* Exercise details
Comb the records below for the string "Surface" and copy each line where it turns up.

* Given data
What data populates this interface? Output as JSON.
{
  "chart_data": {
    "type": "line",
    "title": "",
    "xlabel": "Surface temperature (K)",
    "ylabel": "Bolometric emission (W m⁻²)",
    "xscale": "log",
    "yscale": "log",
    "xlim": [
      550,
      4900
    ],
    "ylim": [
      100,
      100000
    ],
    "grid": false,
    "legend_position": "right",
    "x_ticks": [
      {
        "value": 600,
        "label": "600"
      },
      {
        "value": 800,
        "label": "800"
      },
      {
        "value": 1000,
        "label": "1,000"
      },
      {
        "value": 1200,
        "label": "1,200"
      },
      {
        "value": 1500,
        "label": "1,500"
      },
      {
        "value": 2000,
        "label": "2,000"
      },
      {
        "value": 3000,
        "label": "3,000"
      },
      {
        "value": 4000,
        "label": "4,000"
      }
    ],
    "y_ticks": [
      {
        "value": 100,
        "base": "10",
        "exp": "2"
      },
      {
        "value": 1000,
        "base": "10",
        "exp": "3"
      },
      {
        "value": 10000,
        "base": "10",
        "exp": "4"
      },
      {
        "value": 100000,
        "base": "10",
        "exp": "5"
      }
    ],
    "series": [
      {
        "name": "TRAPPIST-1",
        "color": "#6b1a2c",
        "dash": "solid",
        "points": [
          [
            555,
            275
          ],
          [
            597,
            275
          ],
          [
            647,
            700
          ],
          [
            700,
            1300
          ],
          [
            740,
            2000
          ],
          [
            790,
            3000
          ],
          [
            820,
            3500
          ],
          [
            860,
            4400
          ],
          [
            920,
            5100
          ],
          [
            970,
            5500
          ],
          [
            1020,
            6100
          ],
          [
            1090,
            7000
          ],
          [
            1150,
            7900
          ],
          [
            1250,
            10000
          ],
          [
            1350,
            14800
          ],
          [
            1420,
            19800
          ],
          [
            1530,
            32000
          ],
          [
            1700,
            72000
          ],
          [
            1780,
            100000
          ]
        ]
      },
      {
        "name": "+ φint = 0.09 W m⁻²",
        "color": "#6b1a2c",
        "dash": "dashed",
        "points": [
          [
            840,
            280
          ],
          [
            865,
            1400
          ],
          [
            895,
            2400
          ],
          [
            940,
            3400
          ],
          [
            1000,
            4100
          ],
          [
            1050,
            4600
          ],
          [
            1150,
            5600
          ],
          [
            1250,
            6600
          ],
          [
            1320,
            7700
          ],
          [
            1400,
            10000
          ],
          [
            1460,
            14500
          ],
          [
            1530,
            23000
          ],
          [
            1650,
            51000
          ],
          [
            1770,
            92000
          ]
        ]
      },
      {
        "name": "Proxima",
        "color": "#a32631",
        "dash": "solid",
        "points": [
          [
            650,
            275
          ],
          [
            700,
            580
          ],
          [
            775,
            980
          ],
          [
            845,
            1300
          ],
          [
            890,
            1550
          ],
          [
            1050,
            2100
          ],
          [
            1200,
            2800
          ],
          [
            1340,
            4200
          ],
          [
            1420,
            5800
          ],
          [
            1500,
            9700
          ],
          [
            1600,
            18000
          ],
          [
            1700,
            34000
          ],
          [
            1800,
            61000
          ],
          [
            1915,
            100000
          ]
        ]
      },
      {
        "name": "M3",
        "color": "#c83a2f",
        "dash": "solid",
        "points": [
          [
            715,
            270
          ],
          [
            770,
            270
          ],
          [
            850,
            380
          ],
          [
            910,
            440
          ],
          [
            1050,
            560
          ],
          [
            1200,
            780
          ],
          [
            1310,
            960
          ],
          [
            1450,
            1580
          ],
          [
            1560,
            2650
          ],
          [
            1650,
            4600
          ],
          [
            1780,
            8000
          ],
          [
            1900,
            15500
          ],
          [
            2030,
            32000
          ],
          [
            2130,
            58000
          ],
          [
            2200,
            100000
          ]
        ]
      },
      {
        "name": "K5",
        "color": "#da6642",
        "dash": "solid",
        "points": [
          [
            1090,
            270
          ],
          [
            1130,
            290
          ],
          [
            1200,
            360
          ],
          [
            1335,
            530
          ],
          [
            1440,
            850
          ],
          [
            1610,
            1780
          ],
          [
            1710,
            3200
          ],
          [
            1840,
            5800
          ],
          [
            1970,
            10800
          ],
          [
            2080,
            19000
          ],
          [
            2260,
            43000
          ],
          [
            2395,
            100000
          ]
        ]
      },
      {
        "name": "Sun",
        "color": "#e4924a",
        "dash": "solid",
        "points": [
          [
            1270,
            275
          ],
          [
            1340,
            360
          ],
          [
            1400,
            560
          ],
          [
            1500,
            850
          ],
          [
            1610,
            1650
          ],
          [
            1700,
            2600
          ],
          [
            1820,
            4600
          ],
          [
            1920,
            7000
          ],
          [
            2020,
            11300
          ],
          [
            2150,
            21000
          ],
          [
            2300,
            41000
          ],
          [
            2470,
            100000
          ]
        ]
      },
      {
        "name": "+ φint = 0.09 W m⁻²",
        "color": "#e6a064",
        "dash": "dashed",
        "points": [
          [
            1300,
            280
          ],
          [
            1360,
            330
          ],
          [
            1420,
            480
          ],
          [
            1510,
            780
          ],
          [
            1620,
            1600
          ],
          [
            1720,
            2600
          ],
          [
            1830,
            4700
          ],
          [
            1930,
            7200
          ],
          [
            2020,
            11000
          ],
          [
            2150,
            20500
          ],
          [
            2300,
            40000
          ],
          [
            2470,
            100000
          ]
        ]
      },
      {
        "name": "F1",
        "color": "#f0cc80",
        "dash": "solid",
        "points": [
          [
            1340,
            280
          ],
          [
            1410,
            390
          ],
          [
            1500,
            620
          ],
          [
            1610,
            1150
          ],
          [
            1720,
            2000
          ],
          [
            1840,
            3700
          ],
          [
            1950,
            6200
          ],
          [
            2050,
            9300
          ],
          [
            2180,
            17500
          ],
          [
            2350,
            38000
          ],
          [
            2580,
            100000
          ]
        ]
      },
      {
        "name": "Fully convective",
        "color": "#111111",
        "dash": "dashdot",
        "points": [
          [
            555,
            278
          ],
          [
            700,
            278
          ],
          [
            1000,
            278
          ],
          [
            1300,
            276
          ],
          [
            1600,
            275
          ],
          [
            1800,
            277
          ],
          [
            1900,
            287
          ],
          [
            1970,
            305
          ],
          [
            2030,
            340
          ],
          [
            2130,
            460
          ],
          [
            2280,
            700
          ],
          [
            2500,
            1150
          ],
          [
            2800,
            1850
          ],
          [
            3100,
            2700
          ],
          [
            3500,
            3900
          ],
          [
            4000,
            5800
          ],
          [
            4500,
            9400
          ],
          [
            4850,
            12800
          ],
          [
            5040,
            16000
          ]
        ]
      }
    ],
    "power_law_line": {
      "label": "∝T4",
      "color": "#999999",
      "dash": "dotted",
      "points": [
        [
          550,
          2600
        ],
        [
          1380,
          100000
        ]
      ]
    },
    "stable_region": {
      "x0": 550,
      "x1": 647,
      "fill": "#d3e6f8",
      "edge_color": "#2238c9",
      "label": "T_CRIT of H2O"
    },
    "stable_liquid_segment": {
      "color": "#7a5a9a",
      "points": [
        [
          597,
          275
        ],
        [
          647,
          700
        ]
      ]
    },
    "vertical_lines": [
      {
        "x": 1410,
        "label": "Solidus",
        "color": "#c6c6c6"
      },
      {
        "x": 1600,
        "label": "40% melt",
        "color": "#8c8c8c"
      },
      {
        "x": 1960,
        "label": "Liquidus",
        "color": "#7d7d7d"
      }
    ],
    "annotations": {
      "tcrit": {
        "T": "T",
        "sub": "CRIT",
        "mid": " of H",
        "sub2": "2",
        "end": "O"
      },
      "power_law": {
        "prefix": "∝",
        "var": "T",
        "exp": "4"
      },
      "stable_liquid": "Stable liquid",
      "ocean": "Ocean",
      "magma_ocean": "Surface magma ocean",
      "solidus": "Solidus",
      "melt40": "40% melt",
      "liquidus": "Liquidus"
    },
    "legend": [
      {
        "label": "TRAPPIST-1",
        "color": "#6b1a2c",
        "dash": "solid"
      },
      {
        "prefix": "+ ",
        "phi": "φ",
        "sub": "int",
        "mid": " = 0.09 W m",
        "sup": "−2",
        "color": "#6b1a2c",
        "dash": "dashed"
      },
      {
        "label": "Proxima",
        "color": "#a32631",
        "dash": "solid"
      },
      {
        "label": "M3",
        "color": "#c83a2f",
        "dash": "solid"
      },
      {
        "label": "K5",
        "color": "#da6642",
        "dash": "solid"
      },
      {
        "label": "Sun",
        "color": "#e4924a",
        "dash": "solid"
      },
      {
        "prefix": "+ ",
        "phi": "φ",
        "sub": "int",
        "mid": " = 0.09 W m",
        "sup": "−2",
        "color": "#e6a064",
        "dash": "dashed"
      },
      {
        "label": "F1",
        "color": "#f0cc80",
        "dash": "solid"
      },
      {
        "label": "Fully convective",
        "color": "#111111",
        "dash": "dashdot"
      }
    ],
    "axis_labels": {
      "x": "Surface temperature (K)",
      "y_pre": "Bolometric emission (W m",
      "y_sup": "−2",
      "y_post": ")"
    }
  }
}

* Solution to this exercise
    "xlabel": "Surface temperature (K)",
      "magma_ocean": "Surface magma ocean",
      "x": "Surface temperature (K)",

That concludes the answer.